Exercise brief:
Gather from the material every line that contains the string "нему".

Supplied data:

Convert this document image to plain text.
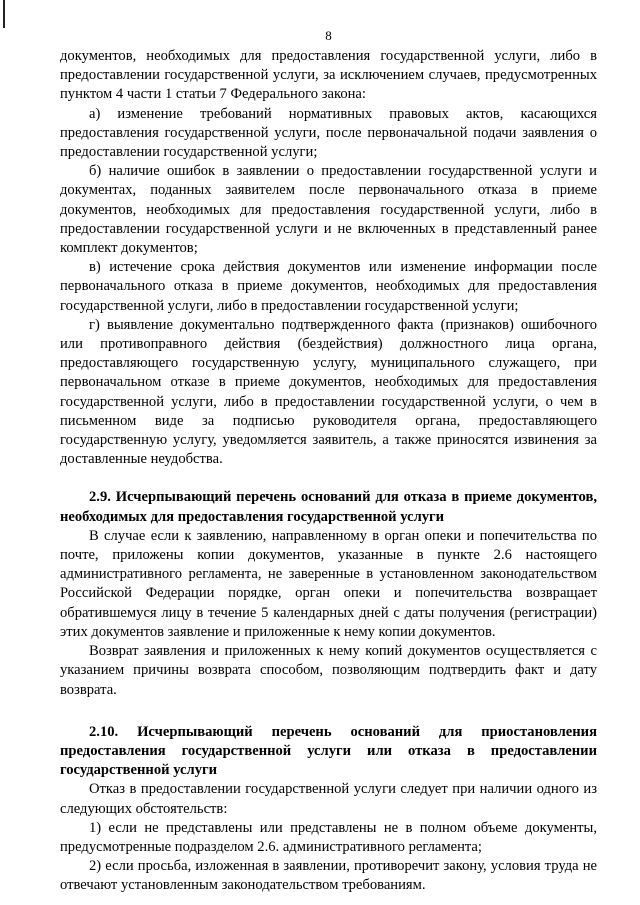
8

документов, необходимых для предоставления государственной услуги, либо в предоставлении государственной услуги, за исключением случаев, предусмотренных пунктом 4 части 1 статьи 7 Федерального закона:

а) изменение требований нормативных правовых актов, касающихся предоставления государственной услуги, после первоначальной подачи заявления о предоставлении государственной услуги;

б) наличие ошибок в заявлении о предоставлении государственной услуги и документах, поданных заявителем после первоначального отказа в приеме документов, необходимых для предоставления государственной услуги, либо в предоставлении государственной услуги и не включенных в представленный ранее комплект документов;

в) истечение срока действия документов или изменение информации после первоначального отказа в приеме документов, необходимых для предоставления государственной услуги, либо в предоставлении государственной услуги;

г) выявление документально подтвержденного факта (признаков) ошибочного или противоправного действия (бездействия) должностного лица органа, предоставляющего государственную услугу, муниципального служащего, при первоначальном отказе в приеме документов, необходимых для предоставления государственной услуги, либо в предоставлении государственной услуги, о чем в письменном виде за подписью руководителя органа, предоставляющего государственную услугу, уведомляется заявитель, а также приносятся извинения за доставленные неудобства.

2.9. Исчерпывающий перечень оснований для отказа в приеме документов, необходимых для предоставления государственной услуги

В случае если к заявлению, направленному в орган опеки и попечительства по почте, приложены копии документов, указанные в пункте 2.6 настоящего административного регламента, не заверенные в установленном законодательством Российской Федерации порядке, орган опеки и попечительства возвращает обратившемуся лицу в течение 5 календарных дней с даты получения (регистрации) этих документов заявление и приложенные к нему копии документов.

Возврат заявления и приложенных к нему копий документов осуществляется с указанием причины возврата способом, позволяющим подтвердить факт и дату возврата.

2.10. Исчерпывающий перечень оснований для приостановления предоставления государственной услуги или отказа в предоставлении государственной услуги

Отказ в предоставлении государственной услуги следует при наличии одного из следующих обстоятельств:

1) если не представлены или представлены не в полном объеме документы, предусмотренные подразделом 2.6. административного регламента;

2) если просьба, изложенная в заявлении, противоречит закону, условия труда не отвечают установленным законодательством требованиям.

Solved exercise:
В случае если к заявлению, направленному в орган опеки и попечительства по почте, приложены копии документов, указанные в пункте 2.6 настоящего административного регламента, не заверенные в установленном законодательством Российской Федерации порядке, орган опеки и попечительства возвращает обратившемуся лицу в течение 5 календарных дней с даты получения (регистрации) этих документов заявление и приложенные к нему копии документов.
Возврат заявления и приложенных к нему копий документов осуществляется с указанием причины возврата способом, позволяющим подтвердить факт и дату возврата.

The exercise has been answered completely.